> Problem to work on
Could you write out the records below exactly as they appear?

● ● ●

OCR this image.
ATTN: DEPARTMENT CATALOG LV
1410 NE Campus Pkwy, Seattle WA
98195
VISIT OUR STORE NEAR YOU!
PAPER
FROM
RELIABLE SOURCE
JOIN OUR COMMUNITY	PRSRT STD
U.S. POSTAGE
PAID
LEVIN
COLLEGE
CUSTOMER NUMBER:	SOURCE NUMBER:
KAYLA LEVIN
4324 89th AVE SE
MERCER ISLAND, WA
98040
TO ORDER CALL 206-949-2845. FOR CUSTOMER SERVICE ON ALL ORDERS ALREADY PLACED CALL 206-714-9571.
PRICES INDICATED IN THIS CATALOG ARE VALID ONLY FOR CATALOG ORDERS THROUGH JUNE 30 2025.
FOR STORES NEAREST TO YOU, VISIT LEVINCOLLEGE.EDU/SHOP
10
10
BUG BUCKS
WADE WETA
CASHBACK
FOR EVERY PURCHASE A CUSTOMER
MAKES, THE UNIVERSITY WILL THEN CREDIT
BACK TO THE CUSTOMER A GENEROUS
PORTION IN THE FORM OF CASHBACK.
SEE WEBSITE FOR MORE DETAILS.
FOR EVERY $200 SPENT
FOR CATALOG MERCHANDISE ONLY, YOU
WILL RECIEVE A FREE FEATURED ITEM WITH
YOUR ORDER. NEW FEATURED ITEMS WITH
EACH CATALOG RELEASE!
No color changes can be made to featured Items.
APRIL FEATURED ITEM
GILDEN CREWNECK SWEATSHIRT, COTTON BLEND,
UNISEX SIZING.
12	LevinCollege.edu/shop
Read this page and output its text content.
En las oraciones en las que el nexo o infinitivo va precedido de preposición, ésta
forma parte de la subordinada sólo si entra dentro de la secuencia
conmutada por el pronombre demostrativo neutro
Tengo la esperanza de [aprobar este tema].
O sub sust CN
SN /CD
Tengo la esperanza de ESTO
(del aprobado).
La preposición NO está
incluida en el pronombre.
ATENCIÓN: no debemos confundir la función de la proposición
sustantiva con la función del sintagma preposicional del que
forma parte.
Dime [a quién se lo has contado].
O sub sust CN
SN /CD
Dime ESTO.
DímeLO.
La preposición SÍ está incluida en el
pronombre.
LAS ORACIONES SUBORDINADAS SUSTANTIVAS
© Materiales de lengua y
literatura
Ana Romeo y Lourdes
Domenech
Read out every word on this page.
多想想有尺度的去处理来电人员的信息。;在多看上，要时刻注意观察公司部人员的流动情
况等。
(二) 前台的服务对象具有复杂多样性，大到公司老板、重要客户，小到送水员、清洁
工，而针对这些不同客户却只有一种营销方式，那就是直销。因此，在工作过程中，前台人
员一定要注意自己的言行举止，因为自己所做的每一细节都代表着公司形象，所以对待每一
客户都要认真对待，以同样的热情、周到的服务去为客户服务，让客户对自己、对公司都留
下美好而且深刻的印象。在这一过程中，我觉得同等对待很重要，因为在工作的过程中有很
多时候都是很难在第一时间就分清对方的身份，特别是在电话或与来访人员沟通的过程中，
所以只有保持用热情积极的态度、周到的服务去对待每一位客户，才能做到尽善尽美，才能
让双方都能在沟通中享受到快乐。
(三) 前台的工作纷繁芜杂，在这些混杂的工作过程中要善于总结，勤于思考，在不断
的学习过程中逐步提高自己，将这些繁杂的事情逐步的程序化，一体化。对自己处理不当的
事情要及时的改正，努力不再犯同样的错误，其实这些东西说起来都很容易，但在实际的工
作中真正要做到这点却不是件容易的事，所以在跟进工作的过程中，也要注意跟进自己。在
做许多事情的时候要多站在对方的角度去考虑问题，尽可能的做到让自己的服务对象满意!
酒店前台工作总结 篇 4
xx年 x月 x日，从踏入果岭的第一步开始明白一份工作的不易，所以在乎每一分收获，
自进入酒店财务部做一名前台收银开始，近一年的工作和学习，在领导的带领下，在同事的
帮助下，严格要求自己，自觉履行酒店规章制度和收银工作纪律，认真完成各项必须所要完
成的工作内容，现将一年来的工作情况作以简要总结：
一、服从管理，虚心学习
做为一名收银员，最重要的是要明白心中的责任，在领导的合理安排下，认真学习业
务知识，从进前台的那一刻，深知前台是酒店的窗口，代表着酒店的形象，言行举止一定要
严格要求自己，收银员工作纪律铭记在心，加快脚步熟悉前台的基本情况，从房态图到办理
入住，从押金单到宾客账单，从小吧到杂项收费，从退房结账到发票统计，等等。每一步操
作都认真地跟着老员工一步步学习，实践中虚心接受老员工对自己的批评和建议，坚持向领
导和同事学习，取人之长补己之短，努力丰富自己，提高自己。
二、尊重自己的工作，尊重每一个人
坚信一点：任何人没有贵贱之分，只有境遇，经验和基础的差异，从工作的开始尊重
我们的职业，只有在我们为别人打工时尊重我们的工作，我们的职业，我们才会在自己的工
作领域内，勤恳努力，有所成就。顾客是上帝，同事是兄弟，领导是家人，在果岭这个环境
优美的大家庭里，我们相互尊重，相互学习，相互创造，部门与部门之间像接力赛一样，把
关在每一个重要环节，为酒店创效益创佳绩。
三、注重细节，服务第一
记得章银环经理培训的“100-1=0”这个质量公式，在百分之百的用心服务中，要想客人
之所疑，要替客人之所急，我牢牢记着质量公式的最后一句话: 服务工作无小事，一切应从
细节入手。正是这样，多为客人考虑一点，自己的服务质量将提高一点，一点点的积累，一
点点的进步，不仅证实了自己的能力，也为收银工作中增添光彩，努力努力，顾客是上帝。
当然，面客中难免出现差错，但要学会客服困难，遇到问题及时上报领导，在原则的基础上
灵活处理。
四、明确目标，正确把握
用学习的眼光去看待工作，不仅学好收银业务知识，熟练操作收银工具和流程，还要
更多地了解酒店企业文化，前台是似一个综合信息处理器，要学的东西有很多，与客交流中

● ● ●

> Right answer
OCR this image.
ATTN: DEPARTMENT CATALOG LV
1410 NE Campus Pkwy, Seattle WA
98195
VISIT OUR STORE NEAR YOU!
PAPER
FROM
RELIABLE SOURCE
JOIN OUR COMMUNITY	PRSRT STD
U.S. POSTAGE
PAID
LEVIN
COLLEGE
CUSTOMER NUMBER:	SOURCE NUMBER:
KAYLA LEVIN
4324 89th AVE SE
MERCER ISLAND, WA
98040
TO ORDER CALL 206-949-2845. FOR CUSTOMER SERVICE ON ALL ORDERS ALREADY PLACED CALL 206-714-9571.
PRICES INDICATED IN THIS CATALOG ARE VALID ONLY FOR CATALOG ORDERS THROUGH JUNE 30 2025.
FOR STORES NEAREST TO YOU, VISIT LEVINCOLLEGE.EDU/SHOP
10
10
BUG BUCKS
WADE WETA
CASHBACK
FOR EVERY PURCHASE A CUSTOMER
MAKES, THE UNIVERSITY WILL THEN CREDIT
BACK TO THE CUSTOMER A GENEROUS
PORTION IN THE FORM OF CASHBACK.
SEE WEBSITE FOR MORE DETAILS.
FOR EVERY $200 SPENT
FOR CATALOG MERCHANDISE ONLY, YOU
WILL RECIEVE A FREE FEATURED ITEM WITH
YOUR ORDER. NEW FEATURED ITEMS WITH
EACH CATALOG RELEASE!
No color changes can be made to featured Items.
APRIL FEATURED ITEM
GILDEN CREWNECK SWEATSHIRT, COTTON BLEND,
UNISEX SIZING.
12	LevinCollege.edu/shop
Read this page and output its text content.
En las oraciones en las que el nexo o infinitivo va precedido de preposición, ésta
forma parte de la subordinada sólo si entra dentro de la secuencia
conmutada por el pronombre demostrativo neutro
Tengo la esperanza de [aprobar este tema].
O sub sust CN
SN /CD
Tengo la esperanza de ESTO
(del aprobado).
La preposición NO está
incluida en el pronombre.
ATENCIÓN: no debemos confundir la función de la proposición
sustantiva con la función del sintagma preposicional del que
forma parte.
Dime [a quién se lo has contado].
O sub sust CN
SN /CD
Dime ESTO.
DímeLO.
La preposición SÍ está incluida en el
pronombre.
LAS ORACIONES SUBORDINADAS SUSTANTIVAS
© Materiales de lengua y
literatura
Ana Romeo y Lourdes
Domenech
Read out every word on this page.
多想想有尺度的去处理来电人员的信息。;在多看上，要时刻注意观察公司部人员的流动情
况等。
(二) 前台的服务对象具有复杂多样性，大到公司老板、重要客户，小到送水员、清洁
工，而针对这些不同客户却只有一种营销方式，那就是直销。因此，在工作过程中，前台人
员一定要注意自己的言行举止，因为自己所做的每一细节都代表着公司形象，所以对待每一
客户都要认真对待，以同样的热情、周到的服务去为客户服务，让客户对自己、对公司都留
下美好而且深刻的印象。在这一过程中，我觉得同等对待很重要，因为在工作的过程中有很
多时候都是很难在第一时间就分清对方的身份，特别是在电话或与来访人员沟通的过程中，
所以只有保持用热情积极的态度、周到的服务去对待每一位客户，才能做到尽善尽美，才能
让双方都能在沟通中享受到快乐。
(三) 前台的工作纷繁芜杂，在这些混杂的工作过程中要善于总结，勤于思考，在不断
的学习过程中逐步提高自己，将这些繁杂的事情逐步的程序化，一体化。对自己处理不当的
事情要及时的改正，努力不再犯同样的错误，其实这些东西说起来都很容易，但在实际的工
作中真正要做到这点却不是件容易的事，所以在跟进工作的过程中，也要注意跟进自己。在
做许多事情的时候要多站在对方的角度去考虑问题，尽可能的做到让自己的服务对象满意!
酒店前台工作总结 篇 4
xx年 x月 x日，从踏入果岭的第一步开始明白一份工作的不易，所以在乎每一分收获，
自进入酒店财务部做一名前台收银开始，近一年的工作和学习，在领导的带领下，在同事的
帮助下，严格要求自己，自觉履行酒店规章制度和收银工作纪律，认真完成各项必须所要完
成的工作内容，现将一年来的工作情况作以简要总结：
一、服从管理，虚心学习
做为一名收银员，最重要的是要明白心中的责任，在领导的合理安排下，认真学习业
务知识，从进前台的那一刻，深知前台是酒店的窗口，代表着酒店的形象，言行举止一定要
严格要求自己，收银员工作纪律铭记在心，加快脚步熟悉前台的基本情况，从房态图到办理
入住，从押金单到宾客账单，从小吧到杂项收费，从退房结账到发票统计，等等。每一步操
作都认真地跟着老员工一步步学习，实践中虚心接受老员工对自己的批评和建议，坚持向领
导和同事学习，取人之长补己之短，努力丰富自己，提高自己。
二、尊重自己的工作，尊重每一个人
坚信一点：任何人没有贵贱之分，只有境遇，经验和基础的差异，从工作的开始尊重
我们的职业，只有在我们为别人打工时尊重我们的工作，我们的职业，我们才会在自己的工
作领域内，勤恳努力，有所成就。顾客是上帝，同事是兄弟，领导是家人，在果岭这个环境
优美的大家庭里，我们相互尊重，相互学习，相互创造，部门与部门之间像接力赛一样，把
关在每一个重要环节，为酒店创效益创佳绩。
三、注重细节，服务第一
记得章银环经理培训的“100-1=0”这个质量公式，在百分之百的用心服务中，要想客人
之所疑，要替客人之所急，我牢牢记着质量公式的最后一句话: 服务工作无小事，一切应从
细节入手。正是这样，多为客人考虑一点，自己的服务质量将提高一点，一点点的积累，一
点点的进步，不仅证实了自己的能力，也为收银工作中增添光彩，努力努力，顾客是上帝。
当然，面客中难免出现差错，但要学会客服困难，遇到问题及时上报领导，在原则的基础上
灵活处理。
四、明确目标，正确把握
用学习的眼光去看待工作，不仅学好收银业务知识，熟练操作收银工具和流程，还要
更多地了解酒店企业文化，前台是似一个综合信息处理器，要学的东西有很多，与客交流中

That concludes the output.